Return the number of lines holding "totalt", with nothing added.

Data to use:
%%

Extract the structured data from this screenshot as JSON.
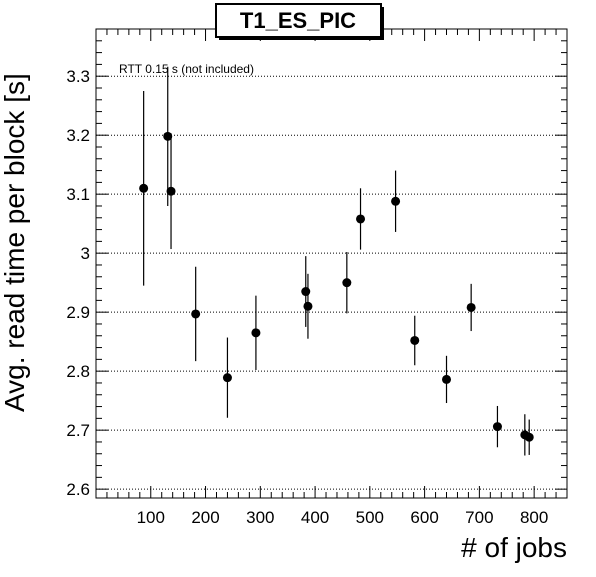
{
  "chart_data": {
    "type": "scatter",
    "title": "T1_ES_PIC",
    "xlabel": "# of jobs",
    "ylabel": "Avg. read time per block [s]",
    "annotation": "RTT 0.15 s (not included)",
    "xlim": [
      0,
      860
    ],
    "ylim": [
      2.585,
      3.38
    ],
    "x_ticks": [
      100,
      200,
      300,
      400,
      500,
      600,
      700,
      800
    ],
    "y_ticks": [
      2.6,
      2.7,
      2.8,
      2.9,
      3,
      3.1,
      3.2,
      3.3
    ],
    "grid": "horizontal-dotted",
    "series": [
      {
        "x": [
          87,
          131,
          137,
          182,
          240,
          292,
          383,
          387,
          458,
          483,
          547,
          582,
          640,
          685,
          733,
          783,
          791
        ],
        "y": [
          3.11,
          3.198,
          3.105,
          2.897,
          2.789,
          2.865,
          2.935,
          2.91,
          2.95,
          3.058,
          3.088,
          2.852,
          2.786,
          2.908,
          2.706,
          2.692,
          2.688
        ],
        "y_err": [
          0.165,
          0.118,
          0.098,
          0.08,
          0.068,
          0.063,
          0.06,
          0.055,
          0.052,
          0.052,
          0.052,
          0.042,
          0.04,
          0.04,
          0.035,
          0.035,
          0.03
        ]
      }
    ]
  }
}
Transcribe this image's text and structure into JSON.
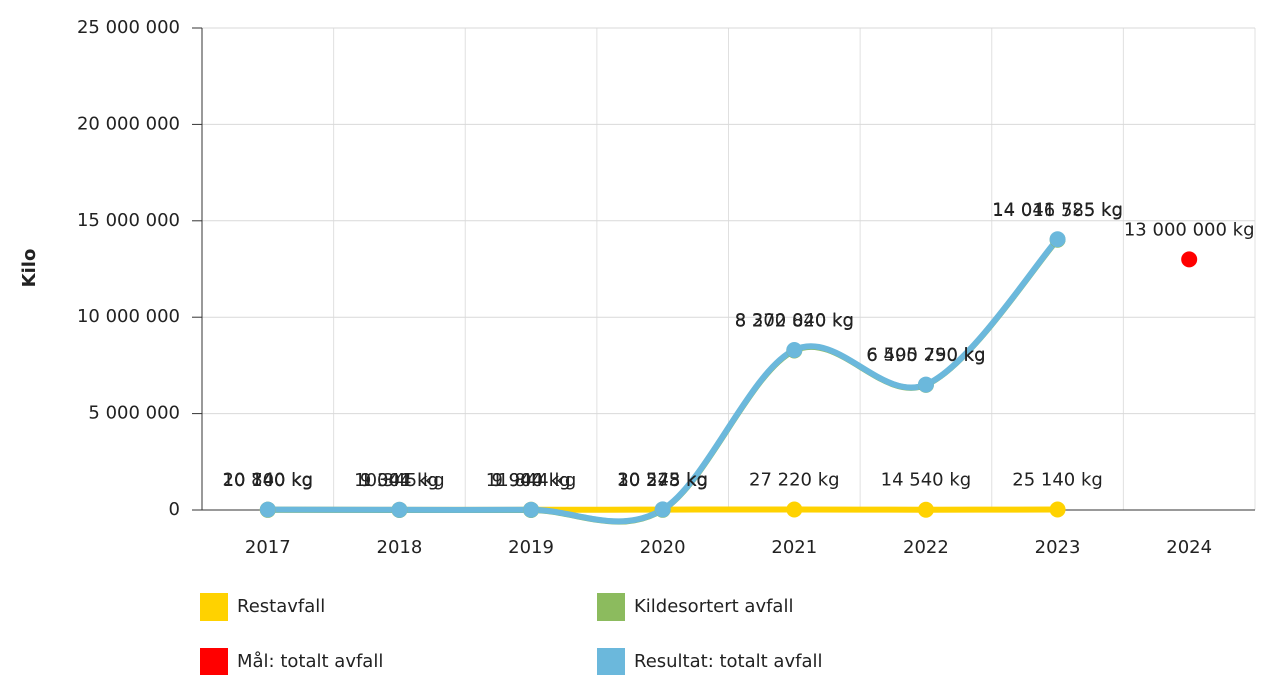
{
  "chart_data": {
    "type": "line",
    "y_label": "Kilo",
    "categories": [
      "2017",
      "2018",
      "2019",
      "2020",
      "2021",
      "2022",
      "2023",
      "2024"
    ],
    "ylim": [
      0,
      25000000
    ],
    "yticks": [
      0,
      {
        "value": 5000000,
        "label": "5 000 000"
      },
      {
        "value": 10000000,
        "label": "10 000 000"
      },
      {
        "value": 15000000,
        "label": "15 000 000"
      },
      {
        "value": 20000000,
        "label": "20 000 000"
      },
      {
        "value": 25000000,
        "label": "25 000 000"
      }
    ],
    "grid": true,
    "series": [
      {
        "name": "Restavfall",
        "color": "#ffd200",
        "values": [
          10700,
          9304,
          9940,
          20245,
          27220,
          14540,
          25140,
          null
        ],
        "value_labels": [
          "10 700 kg",
          "9 304 kg",
          "9 940 kg",
          "20 245 kg",
          "27 220 kg",
          "14 540 kg",
          "25 140 kg",
          null
        ]
      },
      {
        "name": "Kildesortert avfall",
        "color": "#8cbb5e",
        "values": [
          10140,
          1041,
          1904,
          10278,
          8272820,
          6490750,
          14016585,
          null
        ],
        "value_labels": [
          "10 140 kg",
          "1 041 kg",
          "1 904 kg",
          "10 278 kg",
          "8 272 820 kg",
          "6 490 750 kg",
          "14 016 585 kg",
          null
        ]
      },
      {
        "name": "Mål: totalt avfall",
        "color": "#ff0000",
        "values": [
          null,
          null,
          null,
          null,
          null,
          null,
          null,
          13000000
        ],
        "value_labels": [
          null,
          null,
          null,
          null,
          null,
          null,
          null,
          "13 000 000 kg"
        ]
      },
      {
        "name": "Resultat: totalt avfall",
        "color": "#6bb8dc",
        "values": [
          20840,
          10345,
          11844,
          30523,
          8300040,
          6505290,
          14041725,
          null
        ],
        "value_labels": [
          "20 840 kg",
          "10 345 kg",
          "11 844 kg",
          "30 523 kg",
          "8 300 040 kg",
          "6 505 290 kg",
          "14 041 725 kg",
          null
        ]
      }
    ]
  }
}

%%

Solution to the exercise: 2